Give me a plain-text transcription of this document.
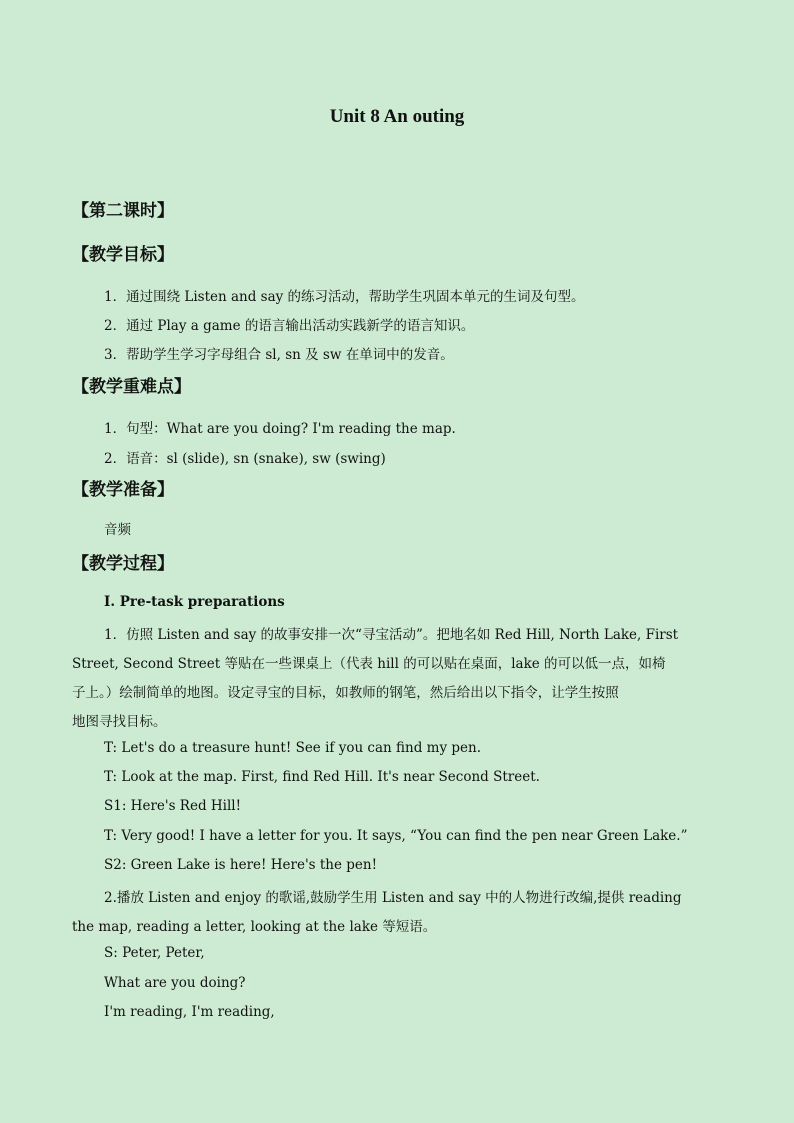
Unit 8 An outing
【第二课时】
【教学目标】
1．通过围绕 Listen and say 的练习活动，帮助学生巩固本单元的生词及句型。
2．通过 Play a game 的语言输出活动实践新学的语言知识。
3．帮助学生学习字母组合 sl, sn 及 sw 在单词中的发音。
【教学重难点】
1．句型：What are you doing? I'm reading the map.
2．语音：sl (slide), sn (snake), sw (swing)
【教学准备】
音频
【教学过程】
Ⅰ. Pre-task preparations
1．仿照 Listen and say 的故事安排一次“寻宝活动”。把地名如 Red Hill, North Lake, First
Street, Second Street 等贴在一些课桌上（代表 hill 的可以贴在桌面，lake 的可以低一点，如椅
子上。）绘制简单的地图。设定寻宝的目标，如教师的钢笔，然后给出以下指令，让学生按照
地图寻找目标。
T: Let's do a treasure hunt! See if you can find my pen.
T: Look at the map. First, find Red Hill. It's near Second Street.
S1: Here's Red Hill!
T: Very good! I have a letter for you. It says, “You can find the pen near Green Lake.”
S2: Green Lake is here! Here's the pen!
2.播放 Listen and enjoy 的歌谣,鼓励学生用 Listen and say 中的人物进行改编,提供 reading
the map, reading a letter, looking at the lake 等短语。
S: Peter, Peter,
What are you doing?
I'm reading, I'm reading,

■ ■ ■ ■ ■ ■ ■

● Problem description
Check each line of the data above for the word "Green" and say how many lines have it. Give the number alone.

● Final result
2